RECORDS SUPPLIED ->
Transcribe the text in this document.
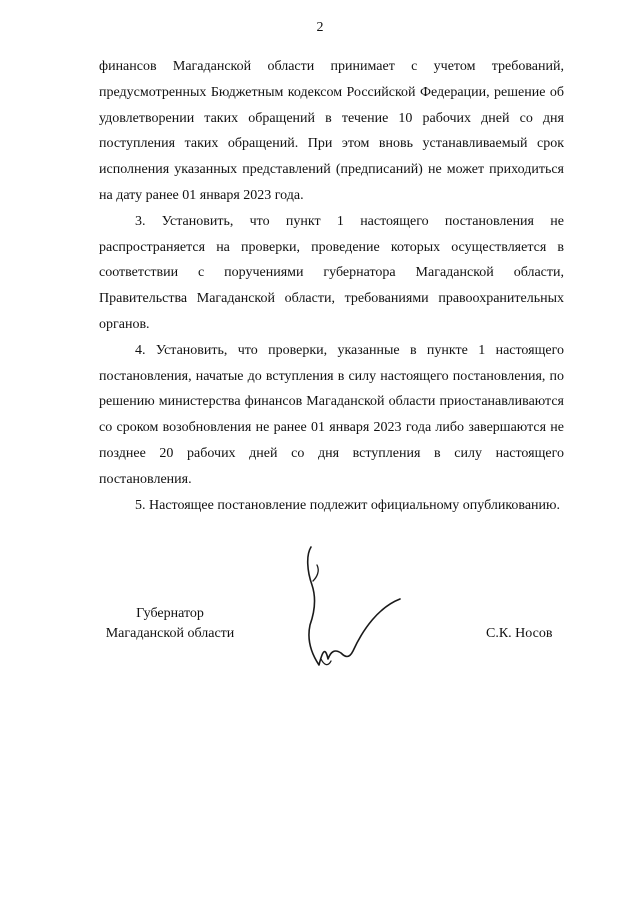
2

финансов Магаданской области принимает с учетом требований, предусмотренных Бюджетным кодексом Российской Федерации, решение об удовлетворении таких обращений в течение 10 рабочих дней со дня поступления таких обращений. При этом вновь устанавливаемый срок исполнения указанных представлений (предписаний) не может приходиться на дату ранее 01 января 2023 года.

3. Установить, что пункт 1 настоящего постановления не распространяется на проверки, проведение которых осуществляется в соответствии с поручениями губернатора Магаданской области, Правительства Магаданской области, требованиями правоохранительных органов.

4. Установить, что проверки, указанные в пункте 1 настоящего постановления, начатые до вступления в силу настоящего постановления, по решению министерства финансов Магаданской области приостанавливаются со сроком возобновления не ранее 01 января 2023 года либо завершаются не позднее 20 рабочих дней со дня вступления в силу настоящего постановления.

5. Настоящее постановление подлежит официальному опубликованию.

Губернатор
Магаданской области	С.К. Носов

PROBLEM TO SOLVE -> Write out the entries above verbatim; the pictures do not belong in your copy.

SOLUTION FOR THIS EXERCISE ->
Transcribe the text in this document.
2

финансов Магаданской области принимает с учетом требований, предусмотренных Бюджетным кодексом Российской Федерации, решение об удовлетворении таких обращений в течение 10 рабочих дней со дня поступления таких обращений. При этом вновь устанавливаемый срок исполнения указанных представлений (предписаний) не может приходиться на дату ранее 01 января 2023 года.

3. Установить, что пункт 1 настоящего постановления не распространяется на проверки, проведение которых осуществляется в соответствии с поручениями губернатора Магаданской области, Правительства Магаданской области, требованиями правоохранительных органов.

4. Установить, что проверки, указанные в пункте 1 настоящего постановления, начатые до вступления в силу настоящего постановления, по решению министерства финансов Магаданской области приостанавливаются со сроком возобновления не ранее 01 января 2023 года либо завершаются не позднее 20 рабочих дней со дня вступления в силу настоящего постановления.

5. Настоящее постановление подлежит официальному опубликованию.

Губернатор
Магаданской области	С.К. Носов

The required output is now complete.